Dataset items —
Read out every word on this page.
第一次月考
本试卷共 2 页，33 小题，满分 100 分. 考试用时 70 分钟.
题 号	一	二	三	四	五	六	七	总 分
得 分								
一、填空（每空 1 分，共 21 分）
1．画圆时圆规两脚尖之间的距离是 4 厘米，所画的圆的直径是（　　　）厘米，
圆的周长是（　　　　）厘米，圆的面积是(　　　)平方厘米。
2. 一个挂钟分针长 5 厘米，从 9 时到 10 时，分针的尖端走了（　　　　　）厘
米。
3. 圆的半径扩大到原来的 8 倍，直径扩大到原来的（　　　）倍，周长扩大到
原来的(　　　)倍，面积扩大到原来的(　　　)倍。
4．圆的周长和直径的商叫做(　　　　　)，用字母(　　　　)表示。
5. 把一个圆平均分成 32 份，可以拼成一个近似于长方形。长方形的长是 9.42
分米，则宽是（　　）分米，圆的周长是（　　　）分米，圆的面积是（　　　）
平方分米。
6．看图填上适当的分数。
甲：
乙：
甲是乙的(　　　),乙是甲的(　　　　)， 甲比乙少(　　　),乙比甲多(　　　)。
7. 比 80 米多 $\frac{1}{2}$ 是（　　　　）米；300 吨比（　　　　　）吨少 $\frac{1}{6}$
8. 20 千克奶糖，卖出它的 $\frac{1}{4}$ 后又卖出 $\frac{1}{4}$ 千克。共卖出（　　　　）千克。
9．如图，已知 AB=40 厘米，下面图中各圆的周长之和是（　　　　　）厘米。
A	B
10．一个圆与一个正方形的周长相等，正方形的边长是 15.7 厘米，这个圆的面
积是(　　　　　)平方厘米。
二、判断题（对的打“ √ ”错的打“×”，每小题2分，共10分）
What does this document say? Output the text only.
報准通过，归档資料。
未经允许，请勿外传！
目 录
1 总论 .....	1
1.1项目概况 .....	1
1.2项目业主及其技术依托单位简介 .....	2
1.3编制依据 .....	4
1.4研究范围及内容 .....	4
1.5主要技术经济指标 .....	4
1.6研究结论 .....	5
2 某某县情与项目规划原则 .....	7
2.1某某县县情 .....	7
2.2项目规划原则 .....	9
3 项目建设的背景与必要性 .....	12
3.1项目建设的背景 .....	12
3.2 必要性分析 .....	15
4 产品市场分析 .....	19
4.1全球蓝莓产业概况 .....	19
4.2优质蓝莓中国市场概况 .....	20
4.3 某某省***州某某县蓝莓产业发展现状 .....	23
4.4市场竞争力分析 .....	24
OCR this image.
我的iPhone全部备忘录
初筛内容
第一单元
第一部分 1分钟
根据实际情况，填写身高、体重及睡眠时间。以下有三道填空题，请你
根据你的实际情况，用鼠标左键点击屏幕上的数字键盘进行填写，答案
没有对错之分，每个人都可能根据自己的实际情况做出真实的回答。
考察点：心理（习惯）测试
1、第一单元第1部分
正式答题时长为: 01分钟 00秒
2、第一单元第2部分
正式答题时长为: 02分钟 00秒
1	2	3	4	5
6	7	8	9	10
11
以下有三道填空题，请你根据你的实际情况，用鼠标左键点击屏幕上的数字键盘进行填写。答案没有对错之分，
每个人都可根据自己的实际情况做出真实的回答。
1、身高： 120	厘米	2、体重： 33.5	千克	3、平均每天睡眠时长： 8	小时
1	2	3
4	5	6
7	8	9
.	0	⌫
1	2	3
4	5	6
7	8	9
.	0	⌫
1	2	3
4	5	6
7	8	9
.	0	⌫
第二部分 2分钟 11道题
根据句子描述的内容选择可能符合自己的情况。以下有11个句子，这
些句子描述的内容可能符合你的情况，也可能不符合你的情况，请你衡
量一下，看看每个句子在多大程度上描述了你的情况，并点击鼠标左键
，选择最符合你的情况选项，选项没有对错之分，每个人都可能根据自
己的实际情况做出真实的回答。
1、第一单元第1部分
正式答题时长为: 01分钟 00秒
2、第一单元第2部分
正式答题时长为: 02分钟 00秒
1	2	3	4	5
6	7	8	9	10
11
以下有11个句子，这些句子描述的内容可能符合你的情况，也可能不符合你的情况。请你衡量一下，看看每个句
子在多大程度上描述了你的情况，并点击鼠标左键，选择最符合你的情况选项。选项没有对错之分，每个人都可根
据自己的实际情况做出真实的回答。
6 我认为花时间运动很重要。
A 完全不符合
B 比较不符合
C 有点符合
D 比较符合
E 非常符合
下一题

Problem statement —
Collect the lines of the data that carry the word "选择最符合你的情况选项".

Correct output —
，选择最符合你的情况选项，选项没有对错之分，每个人都可能根据自
子在多大程度上描述了你的情况，并点击鼠标左键，选择最符合你的情况选项。选项没有对错之分，每个人都可根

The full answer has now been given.